>> start Extracted data
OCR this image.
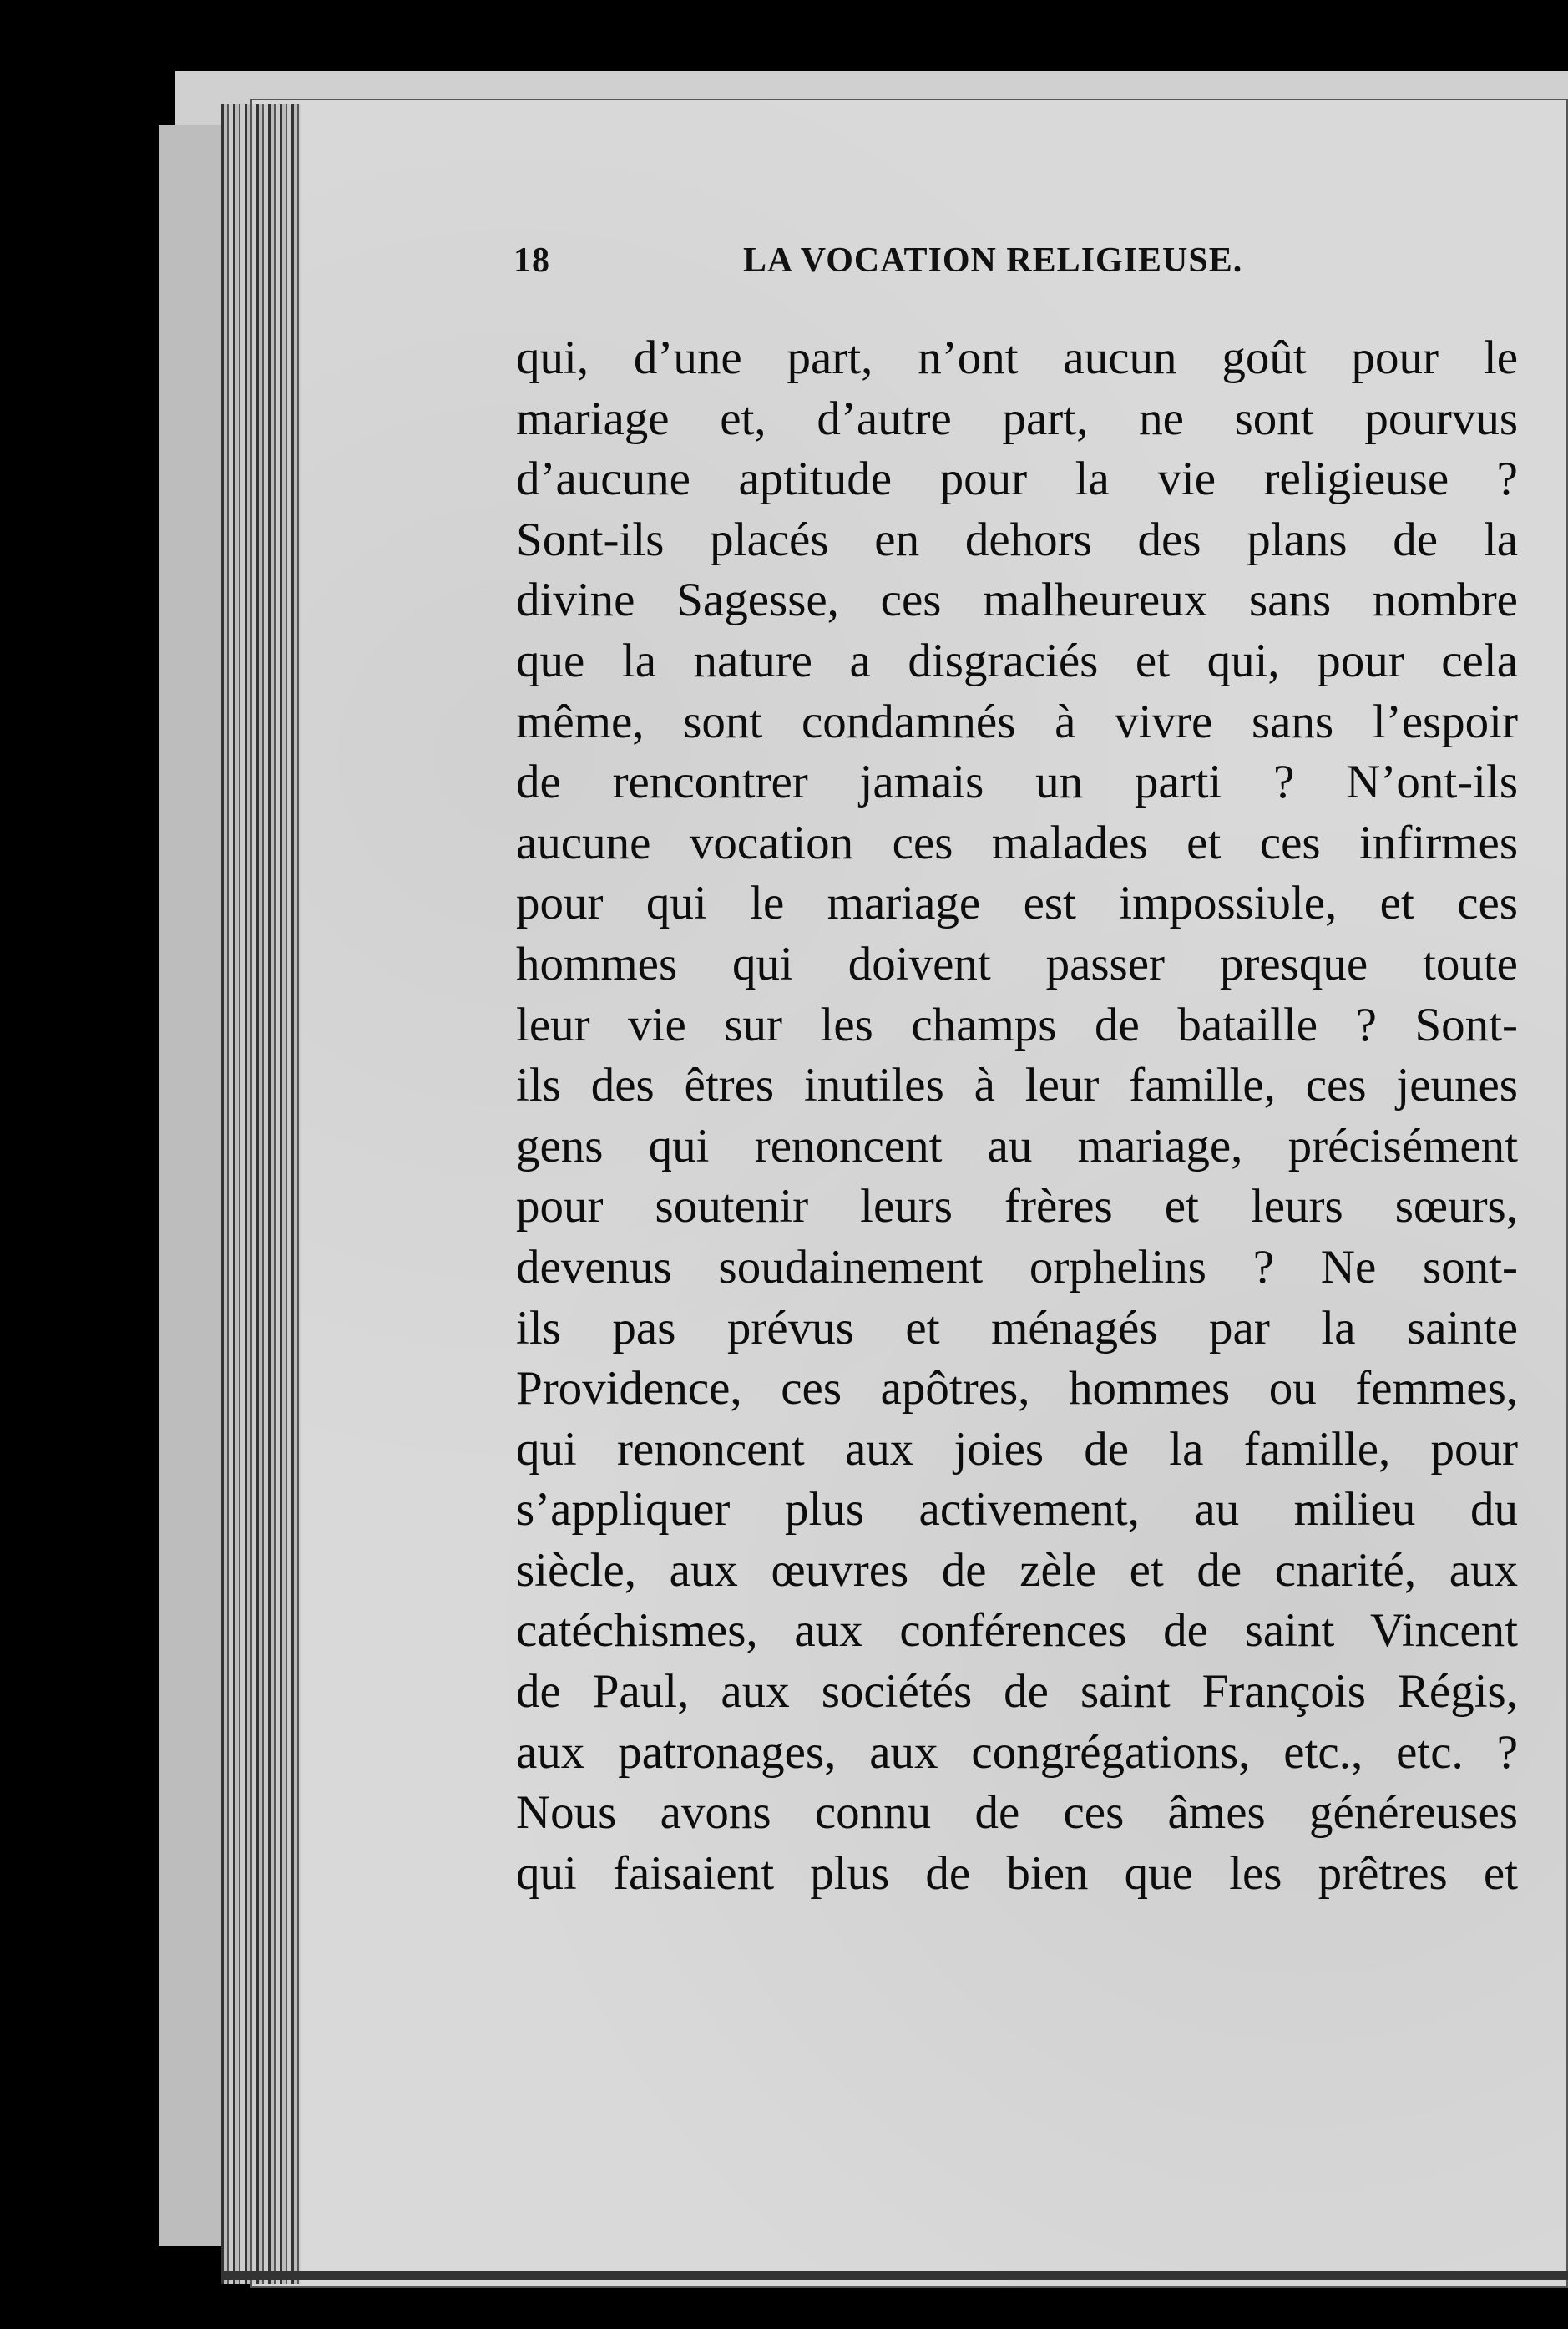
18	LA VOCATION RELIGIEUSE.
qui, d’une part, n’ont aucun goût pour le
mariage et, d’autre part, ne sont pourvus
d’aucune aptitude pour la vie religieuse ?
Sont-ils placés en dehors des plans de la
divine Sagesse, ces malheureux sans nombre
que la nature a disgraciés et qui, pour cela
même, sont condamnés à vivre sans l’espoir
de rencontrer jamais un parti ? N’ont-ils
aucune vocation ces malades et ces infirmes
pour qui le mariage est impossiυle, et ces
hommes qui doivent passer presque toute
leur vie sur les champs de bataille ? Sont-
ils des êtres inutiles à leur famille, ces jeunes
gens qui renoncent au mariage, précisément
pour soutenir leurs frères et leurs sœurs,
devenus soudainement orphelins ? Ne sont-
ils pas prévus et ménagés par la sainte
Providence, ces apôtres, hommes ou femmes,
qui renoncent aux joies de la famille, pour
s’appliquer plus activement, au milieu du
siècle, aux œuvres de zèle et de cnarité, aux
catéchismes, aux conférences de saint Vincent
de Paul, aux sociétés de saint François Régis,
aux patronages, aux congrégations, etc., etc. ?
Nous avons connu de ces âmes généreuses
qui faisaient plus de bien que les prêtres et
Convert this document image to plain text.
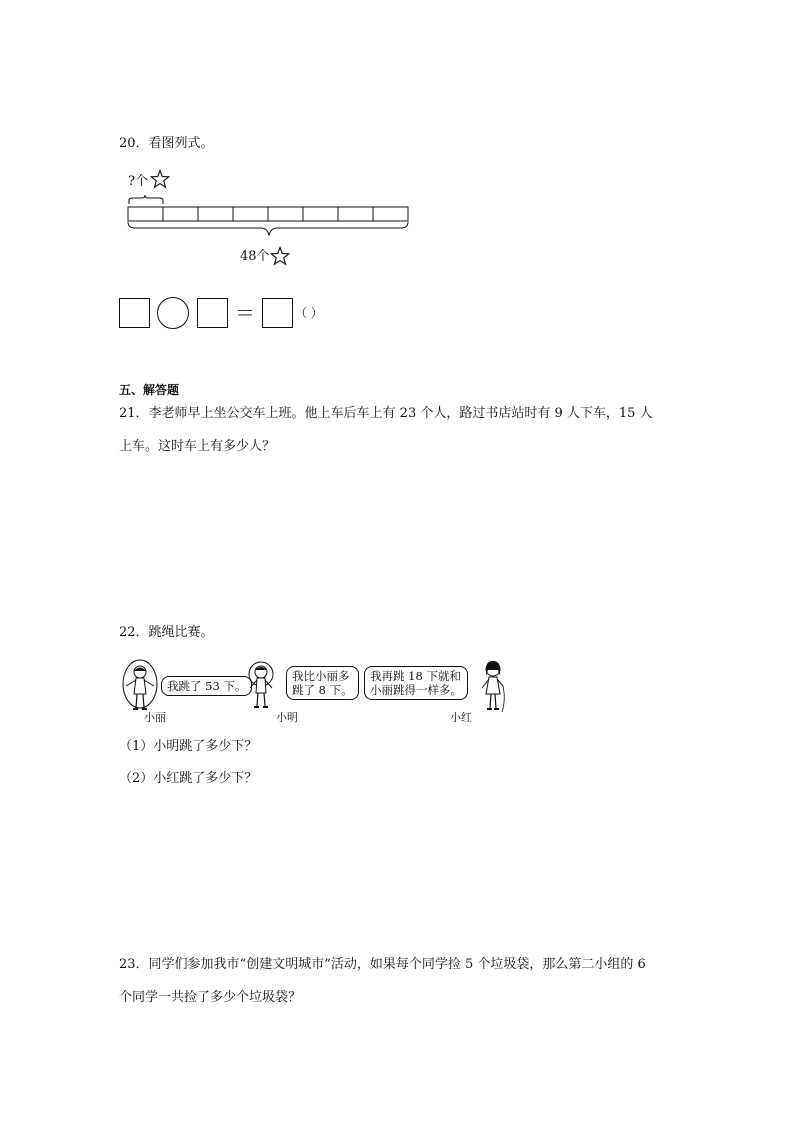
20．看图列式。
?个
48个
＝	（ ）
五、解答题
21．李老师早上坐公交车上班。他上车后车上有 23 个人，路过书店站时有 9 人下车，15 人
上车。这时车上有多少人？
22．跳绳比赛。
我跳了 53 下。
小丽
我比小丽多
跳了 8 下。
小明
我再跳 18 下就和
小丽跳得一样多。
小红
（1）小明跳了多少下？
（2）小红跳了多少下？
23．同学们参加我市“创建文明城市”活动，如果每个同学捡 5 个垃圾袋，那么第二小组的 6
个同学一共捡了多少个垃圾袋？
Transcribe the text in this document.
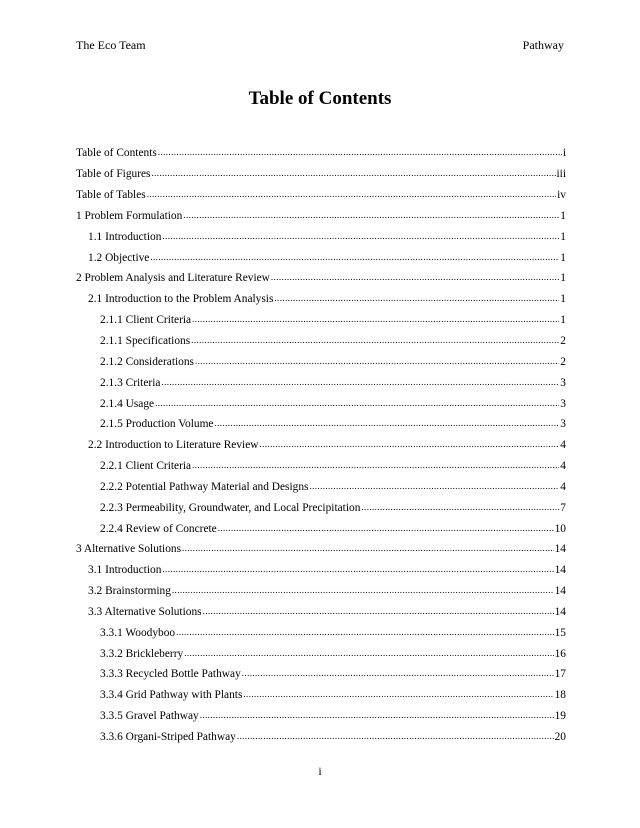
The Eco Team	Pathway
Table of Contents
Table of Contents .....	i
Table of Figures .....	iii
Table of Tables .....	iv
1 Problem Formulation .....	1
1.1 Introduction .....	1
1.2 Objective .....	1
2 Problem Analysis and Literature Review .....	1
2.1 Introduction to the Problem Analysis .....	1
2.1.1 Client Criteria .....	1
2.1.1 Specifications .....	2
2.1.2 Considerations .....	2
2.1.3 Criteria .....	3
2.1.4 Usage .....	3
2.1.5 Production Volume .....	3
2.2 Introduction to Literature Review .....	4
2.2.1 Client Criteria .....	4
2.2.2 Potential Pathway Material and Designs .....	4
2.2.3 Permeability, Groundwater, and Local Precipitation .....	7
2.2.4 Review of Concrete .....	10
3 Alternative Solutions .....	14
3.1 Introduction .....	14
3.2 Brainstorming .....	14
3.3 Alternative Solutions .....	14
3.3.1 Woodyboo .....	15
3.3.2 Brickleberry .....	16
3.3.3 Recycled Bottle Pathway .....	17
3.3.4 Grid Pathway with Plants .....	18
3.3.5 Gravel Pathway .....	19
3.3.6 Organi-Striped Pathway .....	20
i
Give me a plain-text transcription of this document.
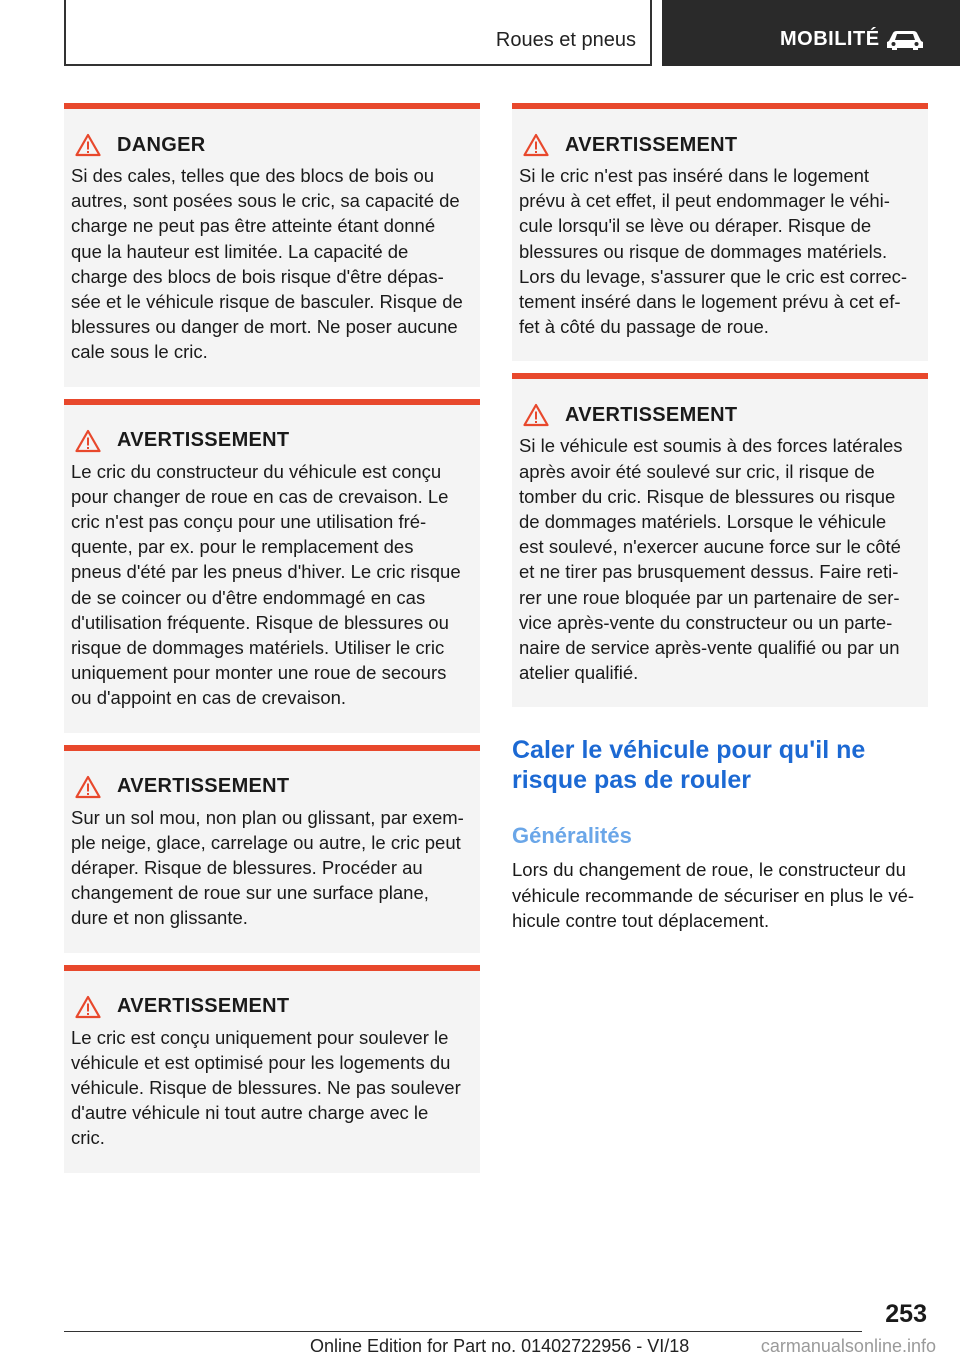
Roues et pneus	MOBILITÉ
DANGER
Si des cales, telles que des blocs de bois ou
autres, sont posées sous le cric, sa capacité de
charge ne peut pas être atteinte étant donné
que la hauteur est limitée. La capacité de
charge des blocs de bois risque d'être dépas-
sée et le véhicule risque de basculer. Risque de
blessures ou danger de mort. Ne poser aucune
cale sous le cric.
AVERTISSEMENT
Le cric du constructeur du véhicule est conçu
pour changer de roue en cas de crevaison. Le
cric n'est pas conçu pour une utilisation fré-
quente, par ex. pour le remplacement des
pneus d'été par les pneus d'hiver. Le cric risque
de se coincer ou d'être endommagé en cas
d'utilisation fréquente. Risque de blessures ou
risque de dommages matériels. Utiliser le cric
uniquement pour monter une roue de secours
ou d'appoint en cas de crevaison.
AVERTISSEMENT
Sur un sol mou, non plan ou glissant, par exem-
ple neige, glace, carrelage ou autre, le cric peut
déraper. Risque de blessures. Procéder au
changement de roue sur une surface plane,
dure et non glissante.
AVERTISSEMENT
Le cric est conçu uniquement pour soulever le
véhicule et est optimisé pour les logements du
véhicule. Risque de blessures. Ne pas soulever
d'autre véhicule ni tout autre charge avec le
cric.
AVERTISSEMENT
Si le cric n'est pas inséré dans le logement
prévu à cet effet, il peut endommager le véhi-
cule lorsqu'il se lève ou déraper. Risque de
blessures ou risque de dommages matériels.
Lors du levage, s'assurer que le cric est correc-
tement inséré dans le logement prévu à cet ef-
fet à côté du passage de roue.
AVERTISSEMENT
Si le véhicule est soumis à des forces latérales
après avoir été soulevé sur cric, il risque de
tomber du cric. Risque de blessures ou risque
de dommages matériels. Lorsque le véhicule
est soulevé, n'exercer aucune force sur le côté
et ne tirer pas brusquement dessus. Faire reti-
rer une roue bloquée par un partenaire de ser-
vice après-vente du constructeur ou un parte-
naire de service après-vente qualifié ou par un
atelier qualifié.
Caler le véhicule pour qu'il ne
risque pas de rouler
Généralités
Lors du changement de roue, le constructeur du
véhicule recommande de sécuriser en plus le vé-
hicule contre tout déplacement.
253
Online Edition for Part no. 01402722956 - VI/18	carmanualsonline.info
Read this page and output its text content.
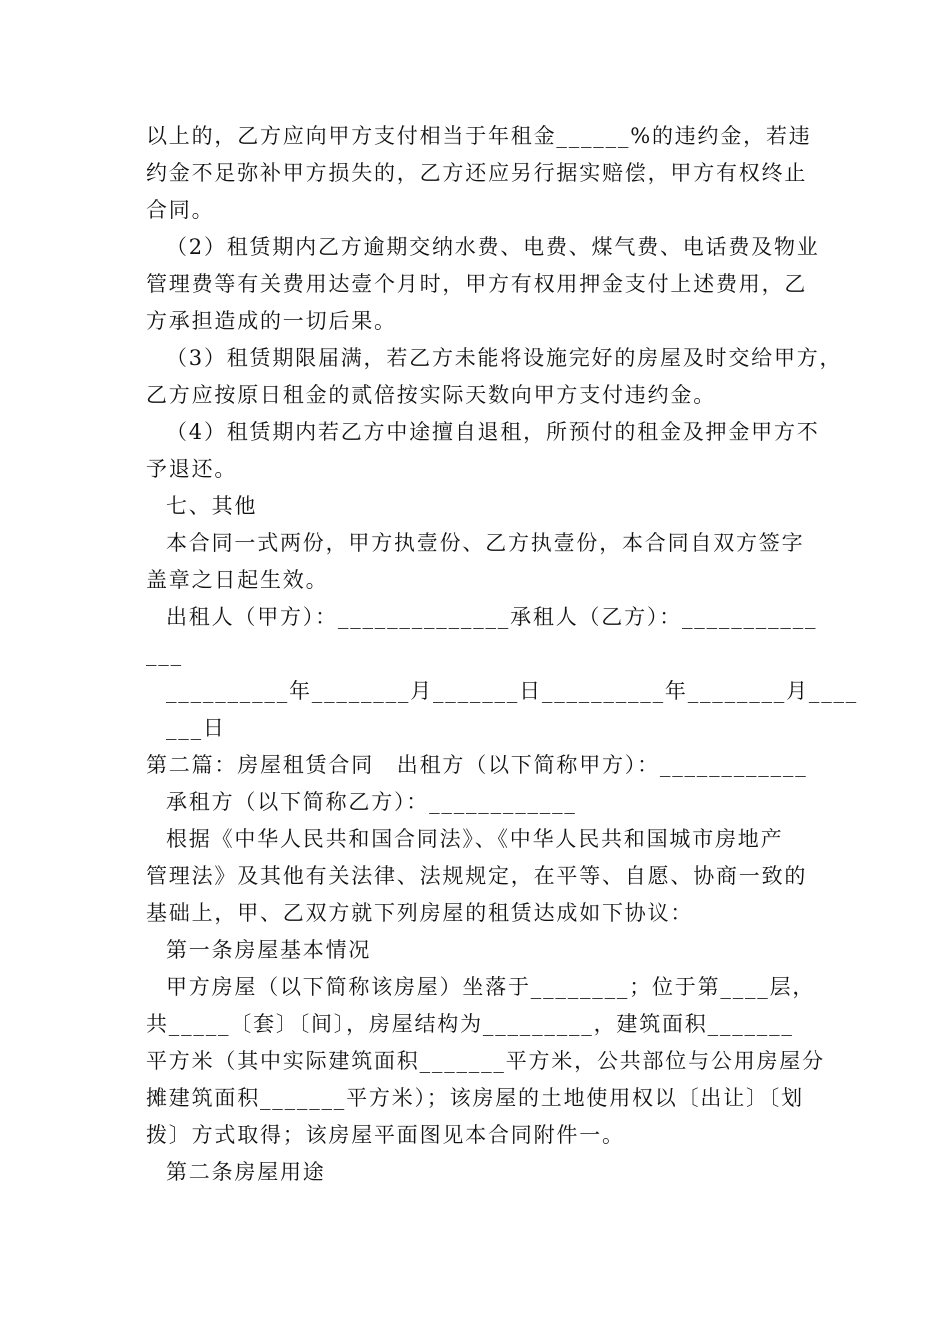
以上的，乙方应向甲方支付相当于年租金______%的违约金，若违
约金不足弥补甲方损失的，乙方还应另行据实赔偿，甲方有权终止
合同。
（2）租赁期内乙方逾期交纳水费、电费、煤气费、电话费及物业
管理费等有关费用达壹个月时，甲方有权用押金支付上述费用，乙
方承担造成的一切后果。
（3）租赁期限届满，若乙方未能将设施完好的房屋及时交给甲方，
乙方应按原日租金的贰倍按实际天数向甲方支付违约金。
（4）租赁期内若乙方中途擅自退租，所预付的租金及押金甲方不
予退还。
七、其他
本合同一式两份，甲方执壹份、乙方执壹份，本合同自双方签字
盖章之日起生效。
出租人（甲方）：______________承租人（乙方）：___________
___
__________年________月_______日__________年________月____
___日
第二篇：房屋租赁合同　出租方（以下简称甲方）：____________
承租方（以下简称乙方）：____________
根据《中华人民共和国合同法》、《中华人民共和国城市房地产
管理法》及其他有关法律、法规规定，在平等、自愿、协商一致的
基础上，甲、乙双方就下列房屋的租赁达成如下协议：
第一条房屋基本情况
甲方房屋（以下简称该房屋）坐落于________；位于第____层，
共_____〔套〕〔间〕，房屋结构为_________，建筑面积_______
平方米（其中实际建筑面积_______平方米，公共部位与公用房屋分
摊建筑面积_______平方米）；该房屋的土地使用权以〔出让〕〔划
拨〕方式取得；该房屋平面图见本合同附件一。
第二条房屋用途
>> end Extracted data
Here the job is to quote the lines from the one with "Read this page and output its text content." through the end of the material, both included, exactly; please skip the pictures.

Task output>
Read this page and output its text content.
以上的，乙方应向甲方支付相当于年租金______%的违约金，若违
约金不足弥补甲方损失的，乙方还应另行据实赔偿，甲方有权终止
合同。
（2）租赁期内乙方逾期交纳水费、电费、煤气费、电话费及物业
管理费等有关费用达壹个月时，甲方有权用押金支付上述费用，乙
方承担造成的一切后果。
（3）租赁期限届满，若乙方未能将设施完好的房屋及时交给甲方，
乙方应按原日租金的贰倍按实际天数向甲方支付违约金。
（4）租赁期内若乙方中途擅自退租，所预付的租金及押金甲方不
予退还。
七、其他
本合同一式两份，甲方执壹份、乙方执壹份，本合同自双方签字
盖章之日起生效。
出租人（甲方）：______________承租人（乙方）：___________
___
__________年________月_______日__________年________月____
___日
第二篇：房屋租赁合同　出租方（以下简称甲方）：____________
承租方（以下简称乙方）：____________
根据《中华人民共和国合同法》、《中华人民共和国城市房地产
管理法》及其他有关法律、法规规定，在平等、自愿、协商一致的
基础上，甲、乙双方就下列房屋的租赁达成如下协议：
第一条房屋基本情况
甲方房屋（以下简称该房屋）坐落于________；位于第____层，
共_____〔套〕〔间〕，房屋结构为_________，建筑面积_______
平方米（其中实际建筑面积_______平方米，公共部位与公用房屋分
摊建筑面积_______平方米）；该房屋的土地使用权以〔出让〕〔划
拨〕方式取得；该房屋平面图见本合同附件一。
第二条房屋用途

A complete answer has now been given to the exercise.